## Exercise directions
For each line that holds "Klik", copy the line out.

## Records supplied
+---+

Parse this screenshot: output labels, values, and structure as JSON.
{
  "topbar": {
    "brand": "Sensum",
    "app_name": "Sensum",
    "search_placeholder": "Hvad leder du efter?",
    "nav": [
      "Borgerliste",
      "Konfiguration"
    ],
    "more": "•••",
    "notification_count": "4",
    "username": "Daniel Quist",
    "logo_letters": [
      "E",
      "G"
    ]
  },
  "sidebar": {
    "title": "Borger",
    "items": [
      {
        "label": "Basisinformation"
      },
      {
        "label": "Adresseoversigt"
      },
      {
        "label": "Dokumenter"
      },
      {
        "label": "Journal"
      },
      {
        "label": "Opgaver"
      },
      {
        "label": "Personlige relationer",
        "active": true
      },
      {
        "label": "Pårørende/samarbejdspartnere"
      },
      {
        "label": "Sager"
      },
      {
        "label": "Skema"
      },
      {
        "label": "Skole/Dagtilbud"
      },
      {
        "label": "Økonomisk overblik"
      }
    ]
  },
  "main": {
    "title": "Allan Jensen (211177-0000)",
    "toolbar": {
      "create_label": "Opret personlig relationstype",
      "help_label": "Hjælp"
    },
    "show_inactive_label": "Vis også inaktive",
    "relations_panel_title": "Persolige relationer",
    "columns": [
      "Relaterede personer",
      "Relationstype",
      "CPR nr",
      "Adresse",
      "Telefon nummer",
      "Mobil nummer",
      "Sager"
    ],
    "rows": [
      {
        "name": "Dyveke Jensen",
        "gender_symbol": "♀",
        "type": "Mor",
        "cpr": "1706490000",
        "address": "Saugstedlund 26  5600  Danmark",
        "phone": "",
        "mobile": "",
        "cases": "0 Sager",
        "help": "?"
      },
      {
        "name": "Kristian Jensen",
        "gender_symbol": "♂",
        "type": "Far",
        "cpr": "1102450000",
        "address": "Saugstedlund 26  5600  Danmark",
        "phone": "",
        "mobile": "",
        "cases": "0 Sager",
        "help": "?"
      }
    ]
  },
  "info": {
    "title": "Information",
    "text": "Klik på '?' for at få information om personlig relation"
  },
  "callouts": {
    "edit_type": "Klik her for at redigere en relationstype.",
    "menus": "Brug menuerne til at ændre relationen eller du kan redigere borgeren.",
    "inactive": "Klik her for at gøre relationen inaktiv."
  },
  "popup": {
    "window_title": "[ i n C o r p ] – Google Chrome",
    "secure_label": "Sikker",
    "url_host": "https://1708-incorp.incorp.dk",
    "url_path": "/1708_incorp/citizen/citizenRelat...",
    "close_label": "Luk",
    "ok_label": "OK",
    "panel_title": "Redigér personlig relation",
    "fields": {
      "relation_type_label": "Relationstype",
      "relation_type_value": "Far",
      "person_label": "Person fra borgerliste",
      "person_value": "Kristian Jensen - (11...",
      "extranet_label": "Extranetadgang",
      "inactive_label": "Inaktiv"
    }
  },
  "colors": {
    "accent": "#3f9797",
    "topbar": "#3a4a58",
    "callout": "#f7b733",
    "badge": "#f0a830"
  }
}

+---+

## Exercise answer
    "text": "Klik på '?' for at få information om personlig relation"
    "edit_type": "Klik her for at redigere en relationstype.",
    "inactive": "Klik her for at gøre relationen inaktiv."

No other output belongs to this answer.